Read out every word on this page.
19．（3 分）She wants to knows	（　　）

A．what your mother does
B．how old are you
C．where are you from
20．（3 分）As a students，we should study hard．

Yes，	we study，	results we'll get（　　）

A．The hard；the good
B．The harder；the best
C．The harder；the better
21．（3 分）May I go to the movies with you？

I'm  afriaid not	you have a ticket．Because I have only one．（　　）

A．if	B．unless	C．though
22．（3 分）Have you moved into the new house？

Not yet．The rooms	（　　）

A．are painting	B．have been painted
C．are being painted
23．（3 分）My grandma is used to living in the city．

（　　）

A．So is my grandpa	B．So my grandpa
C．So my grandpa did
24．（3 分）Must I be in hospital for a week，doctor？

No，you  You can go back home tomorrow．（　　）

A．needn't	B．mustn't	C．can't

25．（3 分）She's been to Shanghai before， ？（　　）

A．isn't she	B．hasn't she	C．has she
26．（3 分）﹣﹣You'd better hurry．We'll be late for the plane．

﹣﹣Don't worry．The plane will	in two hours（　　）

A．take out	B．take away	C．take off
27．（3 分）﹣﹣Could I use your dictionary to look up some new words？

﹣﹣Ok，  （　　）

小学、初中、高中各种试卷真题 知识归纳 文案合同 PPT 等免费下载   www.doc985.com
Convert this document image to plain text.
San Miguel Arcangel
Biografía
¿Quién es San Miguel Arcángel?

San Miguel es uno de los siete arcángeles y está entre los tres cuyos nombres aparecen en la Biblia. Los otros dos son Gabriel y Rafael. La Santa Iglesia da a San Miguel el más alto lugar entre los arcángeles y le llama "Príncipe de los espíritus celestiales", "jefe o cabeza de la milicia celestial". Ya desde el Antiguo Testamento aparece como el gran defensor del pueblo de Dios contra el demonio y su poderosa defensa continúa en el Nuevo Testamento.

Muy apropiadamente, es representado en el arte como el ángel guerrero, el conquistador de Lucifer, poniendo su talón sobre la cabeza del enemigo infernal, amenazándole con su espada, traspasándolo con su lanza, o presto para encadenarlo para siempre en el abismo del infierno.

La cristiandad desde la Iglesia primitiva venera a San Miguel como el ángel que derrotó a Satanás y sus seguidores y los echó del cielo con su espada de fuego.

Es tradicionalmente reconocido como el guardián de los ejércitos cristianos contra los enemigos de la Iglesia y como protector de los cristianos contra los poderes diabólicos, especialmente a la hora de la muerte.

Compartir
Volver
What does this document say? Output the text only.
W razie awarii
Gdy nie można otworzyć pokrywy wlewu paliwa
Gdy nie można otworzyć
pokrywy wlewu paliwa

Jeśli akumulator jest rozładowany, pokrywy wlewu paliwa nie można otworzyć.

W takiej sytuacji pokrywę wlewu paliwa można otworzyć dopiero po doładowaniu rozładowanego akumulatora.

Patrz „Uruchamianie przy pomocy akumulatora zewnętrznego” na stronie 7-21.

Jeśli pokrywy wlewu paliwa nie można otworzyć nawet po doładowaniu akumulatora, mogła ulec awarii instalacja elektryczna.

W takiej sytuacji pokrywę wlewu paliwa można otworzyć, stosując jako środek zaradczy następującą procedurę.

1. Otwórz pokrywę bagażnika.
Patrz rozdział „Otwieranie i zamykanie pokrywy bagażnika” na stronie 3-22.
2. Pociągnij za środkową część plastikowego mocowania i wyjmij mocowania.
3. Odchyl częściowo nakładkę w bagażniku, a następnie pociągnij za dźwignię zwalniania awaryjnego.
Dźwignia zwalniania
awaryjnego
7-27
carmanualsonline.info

--------

Give back all the records exactly as they stand.

* _Exercise output_
Read out every word on this page.
19．（3 分）She wants to knows	（　　）

A．what your mother does
B．how old are you
C．where are you from
20．（3 分）As a students，we should study hard．

Yes，	we study，	results we'll get（　　）

A．The hard；the good
B．The harder；the best
C．The harder；the better
21．（3 分）May I go to the movies with you？

I'm  afriaid not	you have a ticket．Because I have only one．（　　）

A．if	B．unless	C．though
22．（3 分）Have you moved into the new house？

Not yet．The rooms	（　　）

A．are painting	B．have been painted
C．are being painted
23．（3 分）My grandma is used to living in the city．

（　　）

A．So is my grandpa	B．So my grandpa
C．So my grandpa did
24．（3 分）Must I be in hospital for a week，doctor？

No，you  You can go back home tomorrow．（　　）

A．needn't	B．mustn't	C．can't

25．（3 分）She's been to Shanghai before， ？（　　）

A．isn't she	B．hasn't she	C．has she
26．（3 分）﹣﹣You'd better hurry．We'll be late for the plane．

﹣﹣Don't worry．The plane will	in two hours（　　）

A．take out	B．take away	C．take off
27．（3 分）﹣﹣Could I use your dictionary to look up some new words？

﹣﹣Ok，  （　　）

小学、初中、高中各种试卷真题 知识归纳 文案合同 PPT 等免费下载   www.doc985.com
Convert this document image to plain text.
San Miguel Arcangel
Biografía
¿Quién es San Miguel Arcángel?

San Miguel es uno de los siete arcángeles y está entre los tres cuyos nombres aparecen en la Biblia. Los otros dos son Gabriel y Rafael. La Santa Iglesia da a San Miguel el más alto lugar entre los arcángeles y le llama "Príncipe de los espíritus celestiales", "jefe o cabeza de la milicia celestial". Ya desde el Antiguo Testamento aparece como el gran defensor del pueblo de Dios contra el demonio y su poderosa defensa continúa en el Nuevo Testamento.

Muy apropiadamente, es representado en el arte como el ángel guerrero, el conquistador de Lucifer, poniendo su talón sobre la cabeza del enemigo infernal, amenazándole con su espada, traspasándolo con su lanza, o presto para encadenarlo para siempre en el abismo del infierno.

La cristiandad desde la Iglesia primitiva venera a San Miguel como el ángel que derrotó a Satanás y sus seguidores y los echó del cielo con su espada de fuego.

Es tradicionalmente reconocido como el guardián de los ejércitos cristianos contra los enemigos de la Iglesia y como protector de los cristianos contra los poderes diabólicos, especialmente a la hora de la muerte.

Compartir
Volver
What does this document say? Output the text only.
W razie awarii
Gdy nie można otworzyć pokrywy wlewu paliwa
Gdy nie można otworzyć
pokrywy wlewu paliwa

Jeśli akumulator jest rozładowany, pokrywy wlewu paliwa nie można otworzyć.

W takiej sytuacji pokrywę wlewu paliwa można otworzyć dopiero po doładowaniu rozładowanego akumulatora.

Patrz „Uruchamianie przy pomocy akumulatora zewnętrznego” na stronie 7-21.

Jeśli pokrywy wlewu paliwa nie można otworzyć nawet po doładowaniu akumulatora, mogła ulec awarii instalacja elektryczna.

W takiej sytuacji pokrywę wlewu paliwa można otworzyć, stosując jako środek zaradczy następującą procedurę.

1. Otwórz pokrywę bagażnika.
Patrz rozdział „Otwieranie i zamykanie pokrywy bagażnika” na stronie 3-22.
2. Pociągnij za środkową część plastikowego mocowania i wyjmij mocowania.
3. Odchyl częściowo nakładkę w bagażniku, a następnie pociągnij za dźwignię zwalniania awaryjnego.
Dźwignia zwalniania
awaryjnego
7-27
carmanualsonline.info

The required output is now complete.